■ Instructions to follow
Comb through the entries for "fill" and pull out each line that holds it.

----------------

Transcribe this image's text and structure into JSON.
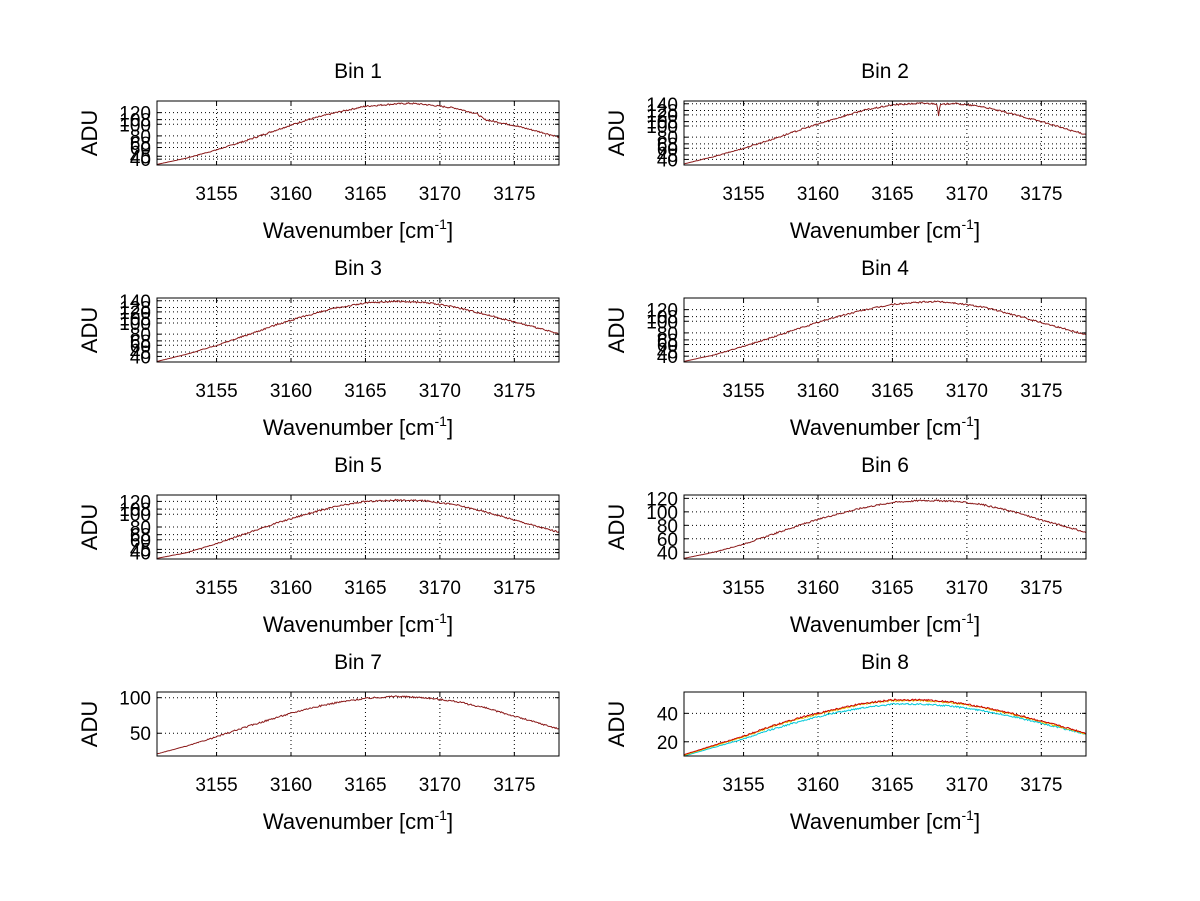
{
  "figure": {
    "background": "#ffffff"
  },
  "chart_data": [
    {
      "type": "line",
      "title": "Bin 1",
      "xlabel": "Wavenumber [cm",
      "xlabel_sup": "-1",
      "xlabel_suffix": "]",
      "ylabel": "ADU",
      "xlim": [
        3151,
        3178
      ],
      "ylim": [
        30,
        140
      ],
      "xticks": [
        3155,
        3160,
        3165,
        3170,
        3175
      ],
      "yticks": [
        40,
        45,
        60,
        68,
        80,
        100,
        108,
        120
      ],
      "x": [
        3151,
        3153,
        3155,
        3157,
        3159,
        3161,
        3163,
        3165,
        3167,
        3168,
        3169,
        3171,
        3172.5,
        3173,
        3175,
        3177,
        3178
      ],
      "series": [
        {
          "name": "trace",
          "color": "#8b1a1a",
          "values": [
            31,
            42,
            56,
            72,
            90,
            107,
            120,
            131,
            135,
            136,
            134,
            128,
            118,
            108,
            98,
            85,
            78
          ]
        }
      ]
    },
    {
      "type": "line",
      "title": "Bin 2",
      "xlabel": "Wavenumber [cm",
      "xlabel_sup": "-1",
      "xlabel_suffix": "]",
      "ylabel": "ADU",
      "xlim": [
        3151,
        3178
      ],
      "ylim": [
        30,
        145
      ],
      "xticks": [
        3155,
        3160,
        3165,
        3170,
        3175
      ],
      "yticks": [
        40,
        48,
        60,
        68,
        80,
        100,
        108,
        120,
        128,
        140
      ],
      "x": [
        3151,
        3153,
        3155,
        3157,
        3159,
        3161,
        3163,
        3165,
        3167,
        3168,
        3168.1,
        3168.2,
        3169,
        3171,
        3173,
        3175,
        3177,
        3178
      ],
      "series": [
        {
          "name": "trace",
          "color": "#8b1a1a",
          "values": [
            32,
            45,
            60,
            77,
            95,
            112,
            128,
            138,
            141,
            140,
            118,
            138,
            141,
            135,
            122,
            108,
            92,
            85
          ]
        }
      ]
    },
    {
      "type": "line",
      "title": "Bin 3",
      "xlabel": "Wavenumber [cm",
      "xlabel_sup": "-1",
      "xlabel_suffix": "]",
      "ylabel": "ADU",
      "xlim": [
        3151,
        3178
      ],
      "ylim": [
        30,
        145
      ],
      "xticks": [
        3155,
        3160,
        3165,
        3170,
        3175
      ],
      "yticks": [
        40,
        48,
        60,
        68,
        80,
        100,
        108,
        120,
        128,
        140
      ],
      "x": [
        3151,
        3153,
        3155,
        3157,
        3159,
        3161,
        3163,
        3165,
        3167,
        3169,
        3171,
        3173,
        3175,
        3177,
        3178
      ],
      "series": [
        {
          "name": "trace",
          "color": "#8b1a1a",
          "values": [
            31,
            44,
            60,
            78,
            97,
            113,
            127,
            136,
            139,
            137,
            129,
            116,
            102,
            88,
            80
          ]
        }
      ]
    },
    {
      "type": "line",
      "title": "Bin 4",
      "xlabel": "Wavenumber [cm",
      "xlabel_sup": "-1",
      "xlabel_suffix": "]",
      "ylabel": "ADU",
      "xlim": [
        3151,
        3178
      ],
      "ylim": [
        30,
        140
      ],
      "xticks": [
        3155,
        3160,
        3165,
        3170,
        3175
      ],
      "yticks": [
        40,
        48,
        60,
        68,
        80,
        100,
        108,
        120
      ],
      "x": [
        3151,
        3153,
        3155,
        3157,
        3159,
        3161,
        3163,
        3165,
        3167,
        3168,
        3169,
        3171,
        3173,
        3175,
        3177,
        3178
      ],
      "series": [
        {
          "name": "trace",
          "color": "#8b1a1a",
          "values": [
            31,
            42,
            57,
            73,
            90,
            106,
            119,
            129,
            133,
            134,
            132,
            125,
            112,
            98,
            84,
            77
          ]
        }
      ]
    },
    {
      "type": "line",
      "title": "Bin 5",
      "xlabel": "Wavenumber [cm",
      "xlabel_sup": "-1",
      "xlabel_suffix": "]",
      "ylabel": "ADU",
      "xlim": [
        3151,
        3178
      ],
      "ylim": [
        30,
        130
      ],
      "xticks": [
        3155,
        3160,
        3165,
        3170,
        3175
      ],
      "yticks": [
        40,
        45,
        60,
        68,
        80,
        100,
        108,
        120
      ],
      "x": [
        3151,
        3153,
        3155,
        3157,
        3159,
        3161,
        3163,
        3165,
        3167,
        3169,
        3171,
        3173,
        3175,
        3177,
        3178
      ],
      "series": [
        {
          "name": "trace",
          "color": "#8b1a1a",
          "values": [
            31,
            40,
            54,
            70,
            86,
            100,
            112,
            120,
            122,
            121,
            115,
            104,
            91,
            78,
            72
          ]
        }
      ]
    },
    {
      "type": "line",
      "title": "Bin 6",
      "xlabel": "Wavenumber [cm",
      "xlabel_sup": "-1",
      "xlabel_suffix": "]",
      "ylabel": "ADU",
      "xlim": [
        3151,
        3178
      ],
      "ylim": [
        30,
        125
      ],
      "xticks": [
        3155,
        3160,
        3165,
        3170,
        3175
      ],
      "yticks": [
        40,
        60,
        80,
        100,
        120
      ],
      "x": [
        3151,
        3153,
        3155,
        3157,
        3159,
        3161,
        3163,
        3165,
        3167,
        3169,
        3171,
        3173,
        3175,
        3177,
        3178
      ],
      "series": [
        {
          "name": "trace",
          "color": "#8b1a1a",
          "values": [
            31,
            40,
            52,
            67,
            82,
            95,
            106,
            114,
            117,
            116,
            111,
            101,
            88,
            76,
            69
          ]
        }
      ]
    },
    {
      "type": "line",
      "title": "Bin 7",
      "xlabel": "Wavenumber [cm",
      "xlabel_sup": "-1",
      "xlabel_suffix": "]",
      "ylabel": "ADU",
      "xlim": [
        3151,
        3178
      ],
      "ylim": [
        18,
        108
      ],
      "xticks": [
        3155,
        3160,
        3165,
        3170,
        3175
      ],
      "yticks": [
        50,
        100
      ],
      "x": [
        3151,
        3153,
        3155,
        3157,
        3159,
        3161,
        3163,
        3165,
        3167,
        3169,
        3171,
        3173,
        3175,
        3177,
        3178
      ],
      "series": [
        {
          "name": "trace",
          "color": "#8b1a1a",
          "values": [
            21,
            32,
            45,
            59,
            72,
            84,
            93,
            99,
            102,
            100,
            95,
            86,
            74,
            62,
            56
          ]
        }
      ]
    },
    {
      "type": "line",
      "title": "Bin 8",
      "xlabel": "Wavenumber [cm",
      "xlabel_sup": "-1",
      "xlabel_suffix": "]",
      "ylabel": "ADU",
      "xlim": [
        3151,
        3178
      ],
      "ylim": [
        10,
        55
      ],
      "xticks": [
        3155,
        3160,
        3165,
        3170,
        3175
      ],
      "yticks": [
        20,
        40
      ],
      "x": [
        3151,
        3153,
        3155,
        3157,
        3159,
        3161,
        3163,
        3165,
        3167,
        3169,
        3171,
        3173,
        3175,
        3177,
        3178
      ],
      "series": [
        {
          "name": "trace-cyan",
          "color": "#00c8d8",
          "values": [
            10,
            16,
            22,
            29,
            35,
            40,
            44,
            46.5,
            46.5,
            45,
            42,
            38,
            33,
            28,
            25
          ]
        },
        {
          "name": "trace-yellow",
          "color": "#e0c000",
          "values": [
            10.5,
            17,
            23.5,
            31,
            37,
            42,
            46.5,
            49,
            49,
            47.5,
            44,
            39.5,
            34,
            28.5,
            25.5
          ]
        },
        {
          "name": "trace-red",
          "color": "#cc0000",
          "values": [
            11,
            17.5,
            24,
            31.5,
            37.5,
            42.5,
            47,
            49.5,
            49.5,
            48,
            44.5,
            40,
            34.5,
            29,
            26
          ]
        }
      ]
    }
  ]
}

----------------

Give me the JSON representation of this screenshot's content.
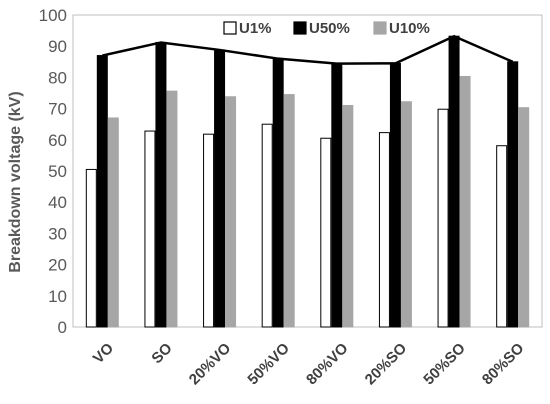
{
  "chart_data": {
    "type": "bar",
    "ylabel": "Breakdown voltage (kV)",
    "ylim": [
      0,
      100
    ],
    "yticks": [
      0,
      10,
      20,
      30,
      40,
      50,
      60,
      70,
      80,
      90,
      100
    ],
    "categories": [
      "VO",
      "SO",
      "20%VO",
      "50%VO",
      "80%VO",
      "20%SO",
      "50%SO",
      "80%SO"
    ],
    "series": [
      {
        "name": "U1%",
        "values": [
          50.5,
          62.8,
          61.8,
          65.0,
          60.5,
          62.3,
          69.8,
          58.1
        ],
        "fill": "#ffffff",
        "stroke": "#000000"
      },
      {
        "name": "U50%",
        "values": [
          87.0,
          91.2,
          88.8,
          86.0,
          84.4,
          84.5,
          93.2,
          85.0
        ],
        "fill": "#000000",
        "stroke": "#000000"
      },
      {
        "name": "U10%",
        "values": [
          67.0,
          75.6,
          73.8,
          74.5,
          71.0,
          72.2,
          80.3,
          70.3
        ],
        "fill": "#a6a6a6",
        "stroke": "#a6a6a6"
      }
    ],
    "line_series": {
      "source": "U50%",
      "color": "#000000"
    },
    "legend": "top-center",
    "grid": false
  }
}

----------------

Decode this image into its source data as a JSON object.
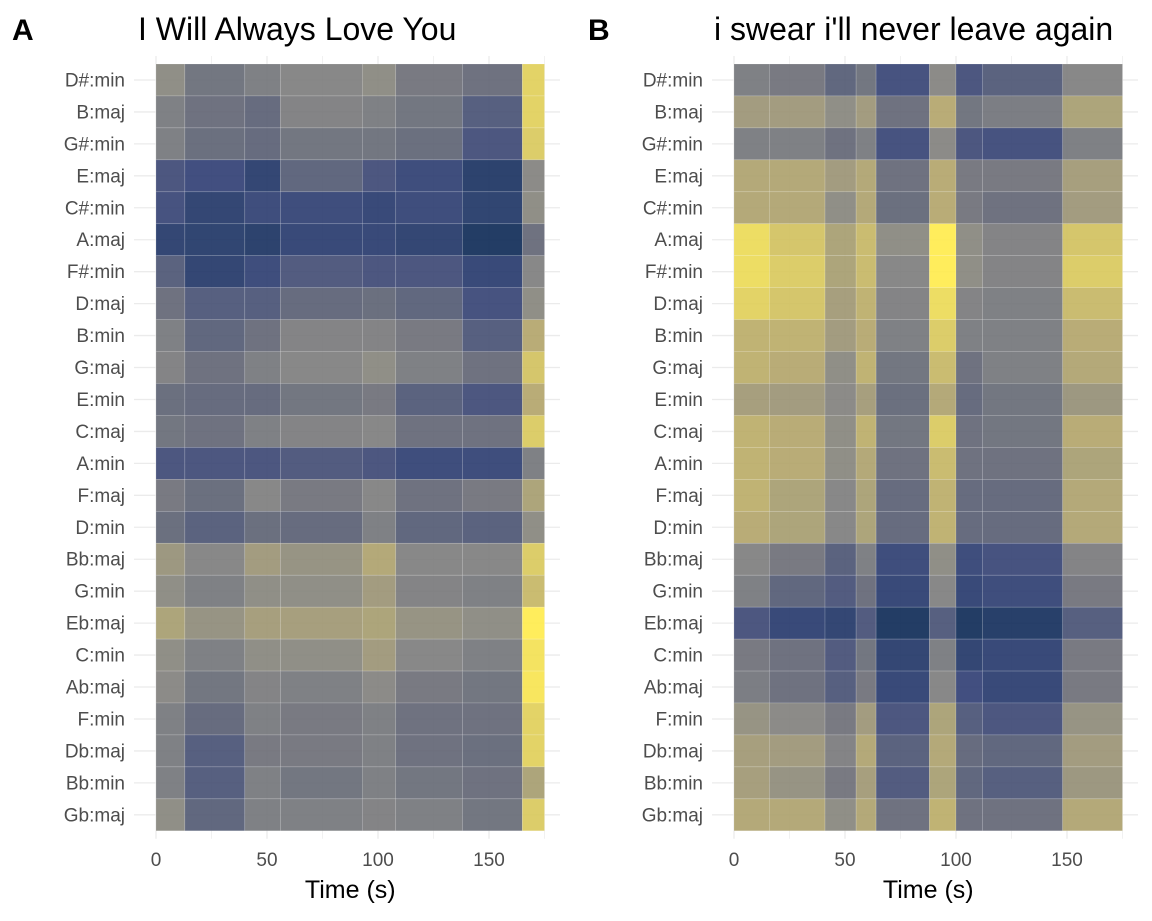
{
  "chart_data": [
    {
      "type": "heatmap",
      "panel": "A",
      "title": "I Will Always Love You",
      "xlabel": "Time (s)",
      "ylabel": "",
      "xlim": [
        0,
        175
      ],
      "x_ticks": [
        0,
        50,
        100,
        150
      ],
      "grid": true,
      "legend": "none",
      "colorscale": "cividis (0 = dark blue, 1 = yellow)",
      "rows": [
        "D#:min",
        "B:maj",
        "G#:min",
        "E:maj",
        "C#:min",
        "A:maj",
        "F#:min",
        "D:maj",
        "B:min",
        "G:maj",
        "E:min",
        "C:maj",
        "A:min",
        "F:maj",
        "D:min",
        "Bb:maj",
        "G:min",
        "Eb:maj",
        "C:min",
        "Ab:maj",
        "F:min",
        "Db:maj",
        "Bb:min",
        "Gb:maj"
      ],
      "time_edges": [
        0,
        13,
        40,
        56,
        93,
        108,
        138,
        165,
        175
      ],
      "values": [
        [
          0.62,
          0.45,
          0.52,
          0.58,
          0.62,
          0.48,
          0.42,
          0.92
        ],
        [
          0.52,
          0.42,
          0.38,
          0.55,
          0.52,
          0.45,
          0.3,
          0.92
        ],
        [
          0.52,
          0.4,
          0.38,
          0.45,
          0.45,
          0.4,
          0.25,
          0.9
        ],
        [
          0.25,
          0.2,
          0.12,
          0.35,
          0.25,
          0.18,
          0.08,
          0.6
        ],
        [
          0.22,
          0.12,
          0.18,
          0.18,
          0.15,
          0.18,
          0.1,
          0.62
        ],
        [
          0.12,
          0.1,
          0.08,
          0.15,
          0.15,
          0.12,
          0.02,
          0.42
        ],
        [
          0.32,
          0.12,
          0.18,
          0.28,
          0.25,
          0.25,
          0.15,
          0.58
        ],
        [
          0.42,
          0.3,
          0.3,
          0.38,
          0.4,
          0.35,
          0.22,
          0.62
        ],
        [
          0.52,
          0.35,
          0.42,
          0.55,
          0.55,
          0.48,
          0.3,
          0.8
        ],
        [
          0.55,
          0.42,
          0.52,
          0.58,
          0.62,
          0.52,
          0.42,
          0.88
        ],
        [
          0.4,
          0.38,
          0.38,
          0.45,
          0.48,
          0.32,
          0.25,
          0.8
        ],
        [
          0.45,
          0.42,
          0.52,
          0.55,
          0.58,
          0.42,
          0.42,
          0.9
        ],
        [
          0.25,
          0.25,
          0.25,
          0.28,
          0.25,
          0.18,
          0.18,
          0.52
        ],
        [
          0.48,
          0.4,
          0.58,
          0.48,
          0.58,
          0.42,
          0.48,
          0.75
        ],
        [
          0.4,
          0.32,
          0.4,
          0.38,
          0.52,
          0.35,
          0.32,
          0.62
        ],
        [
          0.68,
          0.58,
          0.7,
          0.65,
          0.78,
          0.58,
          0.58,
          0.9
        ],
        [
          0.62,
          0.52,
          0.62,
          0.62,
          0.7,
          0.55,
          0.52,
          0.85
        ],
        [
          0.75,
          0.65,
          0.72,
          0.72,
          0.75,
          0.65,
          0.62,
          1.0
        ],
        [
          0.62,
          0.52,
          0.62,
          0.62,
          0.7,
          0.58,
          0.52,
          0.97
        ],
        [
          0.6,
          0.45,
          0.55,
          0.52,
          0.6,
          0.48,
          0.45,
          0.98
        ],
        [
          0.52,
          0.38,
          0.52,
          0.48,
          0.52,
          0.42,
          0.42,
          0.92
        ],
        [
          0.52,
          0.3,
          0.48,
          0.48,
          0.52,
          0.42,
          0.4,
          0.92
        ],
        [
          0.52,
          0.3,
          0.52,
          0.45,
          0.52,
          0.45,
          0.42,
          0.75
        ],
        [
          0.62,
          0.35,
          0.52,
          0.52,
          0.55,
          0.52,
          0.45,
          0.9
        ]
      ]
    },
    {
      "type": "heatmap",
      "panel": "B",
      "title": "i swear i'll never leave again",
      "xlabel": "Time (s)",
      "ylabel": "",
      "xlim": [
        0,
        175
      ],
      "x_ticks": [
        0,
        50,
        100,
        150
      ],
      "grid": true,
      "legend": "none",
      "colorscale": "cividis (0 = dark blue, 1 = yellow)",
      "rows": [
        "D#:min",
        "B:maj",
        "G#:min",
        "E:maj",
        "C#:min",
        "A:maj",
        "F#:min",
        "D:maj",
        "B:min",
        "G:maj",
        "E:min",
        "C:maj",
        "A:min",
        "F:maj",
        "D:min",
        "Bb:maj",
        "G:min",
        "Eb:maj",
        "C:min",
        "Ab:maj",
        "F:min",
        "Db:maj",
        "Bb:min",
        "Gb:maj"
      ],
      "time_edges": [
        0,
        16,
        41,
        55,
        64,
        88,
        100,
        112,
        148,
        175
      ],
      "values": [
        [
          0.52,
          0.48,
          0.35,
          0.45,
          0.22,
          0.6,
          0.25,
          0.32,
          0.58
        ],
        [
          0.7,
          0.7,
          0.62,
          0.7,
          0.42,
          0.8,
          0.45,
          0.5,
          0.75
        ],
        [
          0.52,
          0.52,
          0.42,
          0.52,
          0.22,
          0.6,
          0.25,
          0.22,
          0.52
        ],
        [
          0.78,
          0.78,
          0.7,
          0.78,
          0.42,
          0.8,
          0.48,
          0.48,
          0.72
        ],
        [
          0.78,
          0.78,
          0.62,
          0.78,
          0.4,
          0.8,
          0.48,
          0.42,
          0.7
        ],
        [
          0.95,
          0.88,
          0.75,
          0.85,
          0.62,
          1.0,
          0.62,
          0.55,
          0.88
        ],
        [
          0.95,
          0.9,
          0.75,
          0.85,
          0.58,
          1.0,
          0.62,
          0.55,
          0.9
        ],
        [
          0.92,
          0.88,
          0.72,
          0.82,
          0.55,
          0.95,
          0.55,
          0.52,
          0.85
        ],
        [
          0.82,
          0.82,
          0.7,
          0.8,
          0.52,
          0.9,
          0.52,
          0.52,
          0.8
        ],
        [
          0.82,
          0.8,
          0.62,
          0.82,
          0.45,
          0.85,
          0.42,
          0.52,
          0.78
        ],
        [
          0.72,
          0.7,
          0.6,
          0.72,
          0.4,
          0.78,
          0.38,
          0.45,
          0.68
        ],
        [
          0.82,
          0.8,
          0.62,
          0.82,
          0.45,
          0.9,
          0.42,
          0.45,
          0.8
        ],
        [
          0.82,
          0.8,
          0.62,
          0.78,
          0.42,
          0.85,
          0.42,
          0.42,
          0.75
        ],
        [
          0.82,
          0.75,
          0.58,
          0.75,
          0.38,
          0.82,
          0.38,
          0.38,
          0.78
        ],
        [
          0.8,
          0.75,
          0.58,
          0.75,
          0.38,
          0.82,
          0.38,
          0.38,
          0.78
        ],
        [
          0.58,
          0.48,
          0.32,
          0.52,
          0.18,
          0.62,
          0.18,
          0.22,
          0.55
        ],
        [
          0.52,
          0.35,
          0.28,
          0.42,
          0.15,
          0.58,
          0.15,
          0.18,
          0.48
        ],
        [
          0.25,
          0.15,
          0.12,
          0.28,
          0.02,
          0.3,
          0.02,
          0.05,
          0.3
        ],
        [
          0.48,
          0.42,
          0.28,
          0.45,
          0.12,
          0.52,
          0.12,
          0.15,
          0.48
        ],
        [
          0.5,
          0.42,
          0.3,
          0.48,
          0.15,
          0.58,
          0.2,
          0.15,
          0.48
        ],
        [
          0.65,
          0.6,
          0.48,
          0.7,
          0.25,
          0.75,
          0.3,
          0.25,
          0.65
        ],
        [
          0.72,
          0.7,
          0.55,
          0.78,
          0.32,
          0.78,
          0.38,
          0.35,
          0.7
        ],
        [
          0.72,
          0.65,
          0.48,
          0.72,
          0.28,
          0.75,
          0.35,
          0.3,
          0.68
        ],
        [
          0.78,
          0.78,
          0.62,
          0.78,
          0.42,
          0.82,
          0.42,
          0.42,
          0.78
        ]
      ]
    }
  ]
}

----------------

■ Worked answer
        "fill": "#ffffff",
        "fill": "#000000",
        "fill": "#a6a6a6",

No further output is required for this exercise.